(Excerpt from a dataset)
::::::

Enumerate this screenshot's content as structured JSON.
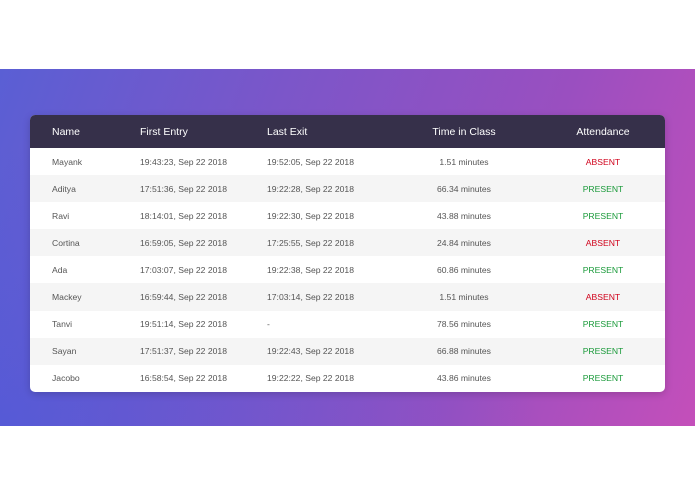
{
  "table": {
    "headers": {
      "name": "Name",
      "first_entry": "First Entry",
      "last_exit": "Last Exit",
      "time_in_class": "Time in Class",
      "attendance": "Attendance"
    },
    "rows": [
      {
        "name": "Mayank",
        "first_entry": "19:43:23, Sep 22 2018",
        "last_exit": "19:52:05, Sep 22 2018",
        "time_in_class": "1.51 minutes",
        "attendance": "ABSENT"
      },
      {
        "name": "Aditya",
        "first_entry": "17:51:36, Sep 22 2018",
        "last_exit": "19:22:28, Sep 22 2018",
        "time_in_class": "66.34 minutes",
        "attendance": "PRESENT"
      },
      {
        "name": "Ravi",
        "first_entry": "18:14:01, Sep 22 2018",
        "last_exit": "19:22:30, Sep 22 2018",
        "time_in_class": "43.88 minutes",
        "attendance": "PRESENT"
      },
      {
        "name": "Cortina",
        "first_entry": "16:59:05, Sep 22 2018",
        "last_exit": "17:25:55, Sep 22 2018",
        "time_in_class": "24.84 minutes",
        "attendance": "ABSENT"
      },
      {
        "name": "Ada",
        "first_entry": "17:03:07, Sep 22 2018",
        "last_exit": "19:22:38, Sep 22 2018",
        "time_in_class": "60.86 minutes",
        "attendance": "PRESENT"
      },
      {
        "name": "Mackey",
        "first_entry": "16:59:44, Sep 22 2018",
        "last_exit": "17:03:14, Sep 22 2018",
        "time_in_class": "1.51 minutes",
        "attendance": "ABSENT"
      },
      {
        "name": "Tanvi",
        "first_entry": "19:51:14, Sep 22 2018",
        "last_exit": "-",
        "time_in_class": "78.56 minutes",
        "attendance": "PRESENT"
      },
      {
        "name": "Sayan",
        "first_entry": "17:51:37, Sep 22 2018",
        "last_exit": "19:22:43, Sep 22 2018",
        "time_in_class": "66.88 minutes",
        "attendance": "PRESENT"
      },
      {
        "name": "Jacobo",
        "first_entry": "16:58:54, Sep 22 2018",
        "last_exit": "19:22:22, Sep 22 2018",
        "time_in_class": "43.86 minutes",
        "attendance": "PRESENT"
      }
    ]
  },
  "colors": {
    "header_bg": "#36304a",
    "absent": "#d0021b",
    "present": "#1a9a3a",
    "band_start": "#5a5fd4",
    "band_end": "#c44fba"
  }
}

::::::

- [WHAT YOU HAVE TO DO]: Where a line above contains the string "name", copy that line.

- [WRITTEN SOLUTION]:
      "name": "Name",
        "name": "Mayank",
        "name": "Aditya",
        "name": "Ravi",
        "name": "Cortina",
        "name": "Ada",
        "name": "Mackey",
        "name": "Tanvi",
        "name": "Sayan",
        "name": "Jacobo",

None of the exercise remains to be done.